══ PROVIDED ENTRIES

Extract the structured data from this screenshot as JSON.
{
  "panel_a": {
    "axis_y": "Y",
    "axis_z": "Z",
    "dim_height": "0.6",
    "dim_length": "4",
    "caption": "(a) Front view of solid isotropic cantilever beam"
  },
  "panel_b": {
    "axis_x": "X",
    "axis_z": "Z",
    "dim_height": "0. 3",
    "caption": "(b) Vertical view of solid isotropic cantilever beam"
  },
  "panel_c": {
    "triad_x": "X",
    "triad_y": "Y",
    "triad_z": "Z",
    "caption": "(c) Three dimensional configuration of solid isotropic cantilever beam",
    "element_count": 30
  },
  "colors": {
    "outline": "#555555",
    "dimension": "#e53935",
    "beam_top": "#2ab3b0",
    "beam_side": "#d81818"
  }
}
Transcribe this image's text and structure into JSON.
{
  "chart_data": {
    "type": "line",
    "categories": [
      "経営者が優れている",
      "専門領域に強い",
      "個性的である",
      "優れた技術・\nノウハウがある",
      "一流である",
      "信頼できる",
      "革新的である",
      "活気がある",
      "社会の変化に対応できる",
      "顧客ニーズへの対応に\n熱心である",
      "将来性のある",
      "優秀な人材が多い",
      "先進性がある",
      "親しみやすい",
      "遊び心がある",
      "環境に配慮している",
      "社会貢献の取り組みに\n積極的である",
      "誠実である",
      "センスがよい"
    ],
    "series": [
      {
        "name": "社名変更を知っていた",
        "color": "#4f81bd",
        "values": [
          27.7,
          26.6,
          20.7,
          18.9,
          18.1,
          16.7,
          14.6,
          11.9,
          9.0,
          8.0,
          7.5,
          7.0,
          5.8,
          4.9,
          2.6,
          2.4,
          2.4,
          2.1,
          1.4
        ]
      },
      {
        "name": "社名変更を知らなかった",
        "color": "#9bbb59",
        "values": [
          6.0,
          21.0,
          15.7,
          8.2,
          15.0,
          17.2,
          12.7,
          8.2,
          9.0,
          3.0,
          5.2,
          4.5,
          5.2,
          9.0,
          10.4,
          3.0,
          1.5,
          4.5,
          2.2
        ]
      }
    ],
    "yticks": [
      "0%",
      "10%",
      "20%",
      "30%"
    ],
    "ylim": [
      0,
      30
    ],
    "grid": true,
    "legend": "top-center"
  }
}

════

From the listing above, reproduce all the lines exactly.

Extract the structured data from this screenshot as JSON.
{
  "panel_a": {
    "axis_y": "Y",
    "axis_z": "Z",
    "dim_height": "0.6",
    "dim_length": "4",
    "caption": "(a) Front view of solid isotropic cantilever beam"
  },
  "panel_b": {
    "axis_x": "X",
    "axis_z": "Z",
    "dim_height": "0. 3",
    "caption": "(b) Vertical view of solid isotropic cantilever beam"
  },
  "panel_c": {
    "triad_x": "X",
    "triad_y": "Y",
    "triad_z": "Z",
    "caption": "(c) Three dimensional configuration of solid isotropic cantilever beam",
    "element_count": 30
  },
  "colors": {
    "outline": "#555555",
    "dimension": "#e53935",
    "beam_top": "#2ab3b0",
    "beam_side": "#d81818"
  }
}
Transcribe this image's text and structure into JSON.
{
  "chart_data": {
    "type": "line",
    "categories": [
      "経営者が優れている",
      "専門領域に強い",
      "個性的である",
      "優れた技術・\nノウハウがある",
      "一流である",
      "信頼できる",
      "革新的である",
      "活気がある",
      "社会の変化に対応できる",
      "顧客ニーズへの対応に\n熱心である",
      "将来性のある",
      "優秀な人材が多い",
      "先進性がある",
      "親しみやすい",
      "遊び心がある",
      "環境に配慮している",
      "社会貢献の取り組みに\n積極的である",
      "誠実である",
      "センスがよい"
    ],
    "series": [
      {
        "name": "社名変更を知っていた",
        "color": "#4f81bd",
        "values": [
          27.7,
          26.6,
          20.7,
          18.9,
          18.1,
          16.7,
          14.6,
          11.9,
          9.0,
          8.0,
          7.5,
          7.0,
          5.8,
          4.9,
          2.6,
          2.4,
          2.4,
          2.1,
          1.4
        ]
      },
      {
        "name": "社名変更を知らなかった",
        "color": "#9bbb59",
        "values": [
          6.0,
          21.0,
          15.7,
          8.2,
          15.0,
          17.2,
          12.7,
          8.2,
          9.0,
          3.0,
          5.2,
          4.5,
          5.2,
          9.0,
          10.4,
          3.0,
          1.5,
          4.5,
          2.2
        ]
      }
    ],
    "yticks": [
      "0%",
      "10%",
      "20%",
      "30%"
    ],
    "ylim": [
      0,
      30
    ],
    "grid": true,
    "legend": "top-center"
  }
}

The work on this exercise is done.